**** Provided material
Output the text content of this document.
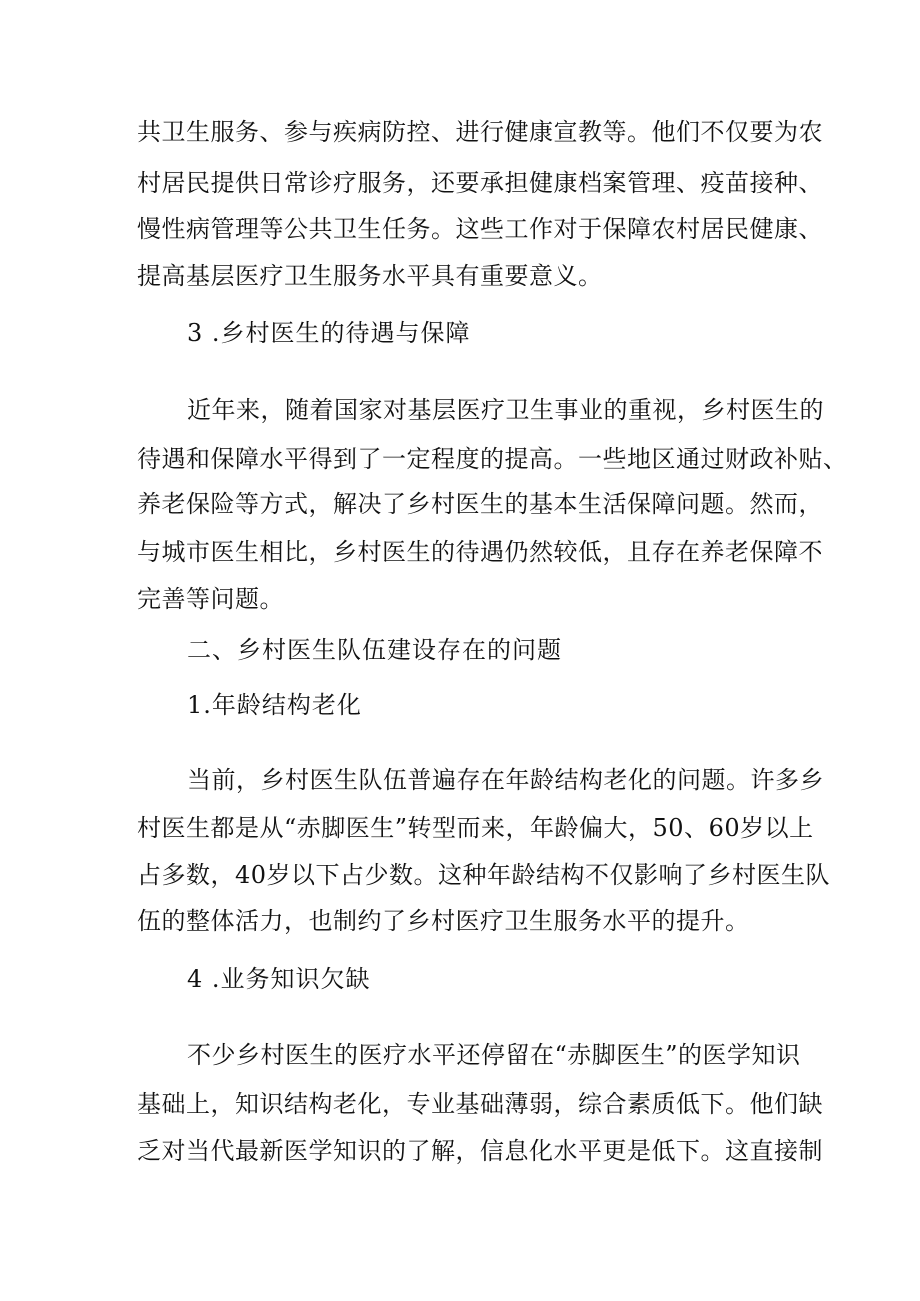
共卫生服务、参与疾病防控、进行健康宣教等。他们不仅要为农
村居民提供日常诊疗服务，还要承担健康档案管理、疫苗接种、
慢性病管理等公共卫生任务。这些工作对于保障农村居民健康、
提高基层医疗卫生服务水平具有重要意义。
3 .乡村医生的待遇与保障
近年来，随着国家对基层医疗卫生事业的重视，乡村医生的
待遇和保障水平得到了一定程度的提高。一些地区通过财政补贴、
养老保险等方式，解决了乡村医生的基本生活保障问题。然而，
与城市医生相比，乡村医生的待遇仍然较低，且存在养老保障不
完善等问题。
二、乡村医生队伍建设存在的问题
1.年龄结构老化
当前，乡村医生队伍普遍存在年龄结构老化的问题。许多乡
村医生都是从“赤脚医生”转型而来，年龄偏大，50、60岁以上
占多数，40岁以下占少数。这种年龄结构不仅影响了乡村医生队
伍的整体活力，也制约了乡村医疗卫生服务水平的提升。
4 .业务知识欠缺
不少乡村医生的医疗水平还停留在“赤脚医生”的医学知识
基础上，知识结构老化，专业基础薄弱，综合素质低下。他们缺
乏对当代最新医学知识的了解，信息化水平更是低下。这直接制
********
What this task involves ▸ Reproduce the listing exactly. Leave its pictures out.

Solution below ▸
Output the text content of this document.
共卫生服务、参与疾病防控、进行健康宣教等。他们不仅要为农
村居民提供日常诊疗服务，还要承担健康档案管理、疫苗接种、
慢性病管理等公共卫生任务。这些工作对于保障农村居民健康、
提高基层医疗卫生服务水平具有重要意义。
3 .乡村医生的待遇与保障
近年来，随着国家对基层医疗卫生事业的重视，乡村医生的
待遇和保障水平得到了一定程度的提高。一些地区通过财政补贴、
养老保险等方式，解决了乡村医生的基本生活保障问题。然而，
与城市医生相比，乡村医生的待遇仍然较低，且存在养老保障不
完善等问题。
二、乡村医生队伍建设存在的问题
1.年龄结构老化
当前，乡村医生队伍普遍存在年龄结构老化的问题。许多乡
村医生都是从“赤脚医生”转型而来，年龄偏大，50、60岁以上
占多数，40岁以下占少数。这种年龄结构不仅影响了乡村医生队
伍的整体活力，也制约了乡村医疗卫生服务水平的提升。
4 .业务知识欠缺
不少乡村医生的医疗水平还停留在“赤脚医生”的医学知识
基础上，知识结构老化，专业基础薄弱，综合素质低下。他们缺
乏对当代最新医学知识的了解，信息化水平更是低下。这直接制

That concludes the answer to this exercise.